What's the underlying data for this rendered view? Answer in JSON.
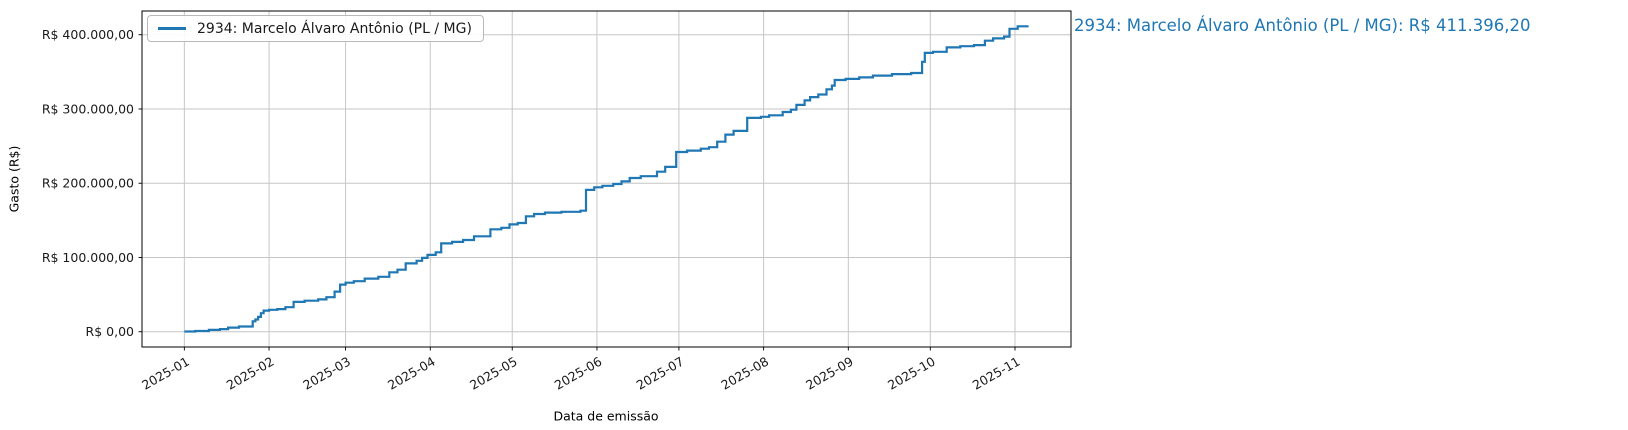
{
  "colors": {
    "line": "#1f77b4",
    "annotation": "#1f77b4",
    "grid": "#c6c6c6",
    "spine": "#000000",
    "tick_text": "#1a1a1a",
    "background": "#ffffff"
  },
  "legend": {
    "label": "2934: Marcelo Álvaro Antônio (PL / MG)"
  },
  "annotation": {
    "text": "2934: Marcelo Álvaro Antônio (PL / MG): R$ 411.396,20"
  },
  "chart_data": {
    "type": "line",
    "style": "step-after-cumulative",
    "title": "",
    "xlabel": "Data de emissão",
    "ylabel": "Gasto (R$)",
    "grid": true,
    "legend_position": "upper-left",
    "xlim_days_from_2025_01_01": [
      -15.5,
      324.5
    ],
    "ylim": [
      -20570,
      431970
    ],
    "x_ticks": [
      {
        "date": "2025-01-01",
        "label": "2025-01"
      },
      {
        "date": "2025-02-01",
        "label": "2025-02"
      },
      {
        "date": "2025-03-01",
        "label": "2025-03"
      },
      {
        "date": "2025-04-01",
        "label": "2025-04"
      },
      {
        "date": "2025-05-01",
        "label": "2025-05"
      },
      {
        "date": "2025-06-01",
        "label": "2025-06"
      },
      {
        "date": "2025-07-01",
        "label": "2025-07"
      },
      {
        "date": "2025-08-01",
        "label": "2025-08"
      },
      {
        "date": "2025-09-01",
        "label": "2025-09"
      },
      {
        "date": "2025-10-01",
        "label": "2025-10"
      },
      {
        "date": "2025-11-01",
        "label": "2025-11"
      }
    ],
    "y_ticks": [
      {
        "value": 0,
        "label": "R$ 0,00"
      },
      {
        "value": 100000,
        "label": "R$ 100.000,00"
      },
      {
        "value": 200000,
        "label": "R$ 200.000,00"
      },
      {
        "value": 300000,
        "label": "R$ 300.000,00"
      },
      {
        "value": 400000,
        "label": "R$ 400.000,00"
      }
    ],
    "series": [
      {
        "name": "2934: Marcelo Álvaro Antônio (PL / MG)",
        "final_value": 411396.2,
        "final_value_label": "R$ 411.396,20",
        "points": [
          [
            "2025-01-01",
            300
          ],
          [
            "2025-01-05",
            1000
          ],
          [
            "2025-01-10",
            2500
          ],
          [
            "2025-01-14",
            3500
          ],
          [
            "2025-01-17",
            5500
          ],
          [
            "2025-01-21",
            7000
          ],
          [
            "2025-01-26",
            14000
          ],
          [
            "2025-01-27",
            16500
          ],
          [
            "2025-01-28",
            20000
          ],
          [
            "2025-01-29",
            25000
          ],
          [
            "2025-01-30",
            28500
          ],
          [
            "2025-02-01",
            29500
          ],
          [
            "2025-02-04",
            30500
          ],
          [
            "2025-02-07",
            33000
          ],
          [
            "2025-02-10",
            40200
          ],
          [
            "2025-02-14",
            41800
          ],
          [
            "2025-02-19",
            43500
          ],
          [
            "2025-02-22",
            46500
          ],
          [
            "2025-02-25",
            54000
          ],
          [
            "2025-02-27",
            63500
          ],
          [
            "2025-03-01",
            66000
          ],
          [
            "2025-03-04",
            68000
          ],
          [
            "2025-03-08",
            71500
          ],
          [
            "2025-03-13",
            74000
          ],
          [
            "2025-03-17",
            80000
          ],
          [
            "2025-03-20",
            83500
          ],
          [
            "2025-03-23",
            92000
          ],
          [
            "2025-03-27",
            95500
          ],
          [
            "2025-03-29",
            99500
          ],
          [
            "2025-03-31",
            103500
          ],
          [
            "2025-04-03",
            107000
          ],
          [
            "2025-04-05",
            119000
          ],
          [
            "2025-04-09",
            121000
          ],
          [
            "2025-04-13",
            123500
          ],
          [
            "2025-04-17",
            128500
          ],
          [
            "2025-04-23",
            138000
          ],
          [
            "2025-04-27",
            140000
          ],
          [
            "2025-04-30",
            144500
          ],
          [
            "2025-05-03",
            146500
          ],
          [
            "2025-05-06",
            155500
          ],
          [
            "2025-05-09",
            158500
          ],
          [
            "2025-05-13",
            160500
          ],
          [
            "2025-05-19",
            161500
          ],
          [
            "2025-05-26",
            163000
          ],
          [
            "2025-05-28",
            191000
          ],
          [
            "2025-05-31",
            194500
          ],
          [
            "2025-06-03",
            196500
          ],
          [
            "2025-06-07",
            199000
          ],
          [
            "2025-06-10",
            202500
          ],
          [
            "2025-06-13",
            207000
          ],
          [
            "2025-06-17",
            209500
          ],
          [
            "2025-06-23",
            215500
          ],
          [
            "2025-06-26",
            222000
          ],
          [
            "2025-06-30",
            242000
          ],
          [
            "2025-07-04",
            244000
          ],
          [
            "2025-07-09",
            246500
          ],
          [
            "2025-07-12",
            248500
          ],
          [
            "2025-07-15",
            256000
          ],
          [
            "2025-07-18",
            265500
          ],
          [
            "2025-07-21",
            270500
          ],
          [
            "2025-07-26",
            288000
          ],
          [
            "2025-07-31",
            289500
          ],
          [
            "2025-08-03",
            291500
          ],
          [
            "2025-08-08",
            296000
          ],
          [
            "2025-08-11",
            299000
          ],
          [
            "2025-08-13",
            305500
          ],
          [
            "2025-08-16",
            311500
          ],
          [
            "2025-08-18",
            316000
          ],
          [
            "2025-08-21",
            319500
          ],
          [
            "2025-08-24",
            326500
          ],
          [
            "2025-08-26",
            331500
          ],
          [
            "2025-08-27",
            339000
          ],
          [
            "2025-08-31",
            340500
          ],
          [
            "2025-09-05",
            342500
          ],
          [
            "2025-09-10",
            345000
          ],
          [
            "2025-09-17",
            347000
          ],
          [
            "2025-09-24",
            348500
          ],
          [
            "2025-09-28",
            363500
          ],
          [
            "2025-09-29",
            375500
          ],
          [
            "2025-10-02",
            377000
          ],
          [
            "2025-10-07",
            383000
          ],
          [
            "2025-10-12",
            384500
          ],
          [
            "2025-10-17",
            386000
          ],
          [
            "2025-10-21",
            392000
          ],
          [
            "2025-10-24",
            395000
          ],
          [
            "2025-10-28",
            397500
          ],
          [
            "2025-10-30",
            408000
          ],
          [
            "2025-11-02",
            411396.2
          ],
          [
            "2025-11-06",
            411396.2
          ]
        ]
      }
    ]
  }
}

___

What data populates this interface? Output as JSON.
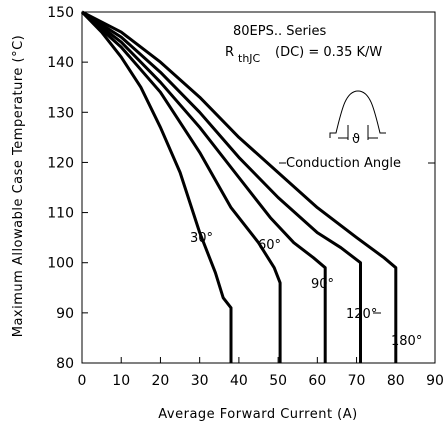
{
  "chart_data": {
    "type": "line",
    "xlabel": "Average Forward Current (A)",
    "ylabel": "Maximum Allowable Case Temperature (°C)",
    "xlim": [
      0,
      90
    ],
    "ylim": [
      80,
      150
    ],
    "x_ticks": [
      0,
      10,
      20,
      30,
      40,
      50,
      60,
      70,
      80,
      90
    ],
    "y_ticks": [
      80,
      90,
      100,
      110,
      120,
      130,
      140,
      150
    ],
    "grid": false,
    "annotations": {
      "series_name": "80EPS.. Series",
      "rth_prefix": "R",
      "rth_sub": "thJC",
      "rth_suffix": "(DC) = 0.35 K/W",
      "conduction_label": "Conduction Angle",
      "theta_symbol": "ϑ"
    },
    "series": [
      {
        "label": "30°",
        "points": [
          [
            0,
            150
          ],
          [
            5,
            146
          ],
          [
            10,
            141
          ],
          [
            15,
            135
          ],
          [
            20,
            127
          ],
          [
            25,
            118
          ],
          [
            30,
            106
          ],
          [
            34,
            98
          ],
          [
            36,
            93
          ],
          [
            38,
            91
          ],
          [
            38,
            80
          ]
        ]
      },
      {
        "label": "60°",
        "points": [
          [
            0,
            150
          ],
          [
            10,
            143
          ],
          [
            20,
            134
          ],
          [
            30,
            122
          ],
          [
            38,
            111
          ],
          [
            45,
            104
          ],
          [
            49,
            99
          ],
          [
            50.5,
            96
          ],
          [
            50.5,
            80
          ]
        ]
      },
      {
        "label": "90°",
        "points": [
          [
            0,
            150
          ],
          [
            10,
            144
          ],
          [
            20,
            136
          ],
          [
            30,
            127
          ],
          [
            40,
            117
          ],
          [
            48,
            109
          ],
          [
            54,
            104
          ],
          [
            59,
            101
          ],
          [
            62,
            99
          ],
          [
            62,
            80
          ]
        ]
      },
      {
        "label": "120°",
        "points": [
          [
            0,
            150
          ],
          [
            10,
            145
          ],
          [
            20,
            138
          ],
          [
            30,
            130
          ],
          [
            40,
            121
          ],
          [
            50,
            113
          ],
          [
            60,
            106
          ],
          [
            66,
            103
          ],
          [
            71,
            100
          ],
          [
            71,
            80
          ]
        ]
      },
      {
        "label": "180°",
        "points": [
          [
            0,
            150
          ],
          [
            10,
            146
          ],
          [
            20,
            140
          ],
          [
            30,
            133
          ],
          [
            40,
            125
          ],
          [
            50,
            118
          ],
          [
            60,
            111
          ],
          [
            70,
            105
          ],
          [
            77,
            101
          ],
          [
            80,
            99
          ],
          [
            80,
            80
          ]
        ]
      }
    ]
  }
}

___

- [Task goal] Show every line where the string "Marcelo" appears.

- [Worked answer]
    "label": "2934: Marcelo Álvaro Antônio (PL / MG)"
    "text": "2934: Marcelo Álvaro Antônio (PL / MG): R$ 411.396,20"
        "name": "2934: Marcelo Álvaro Antônio (PL / MG)",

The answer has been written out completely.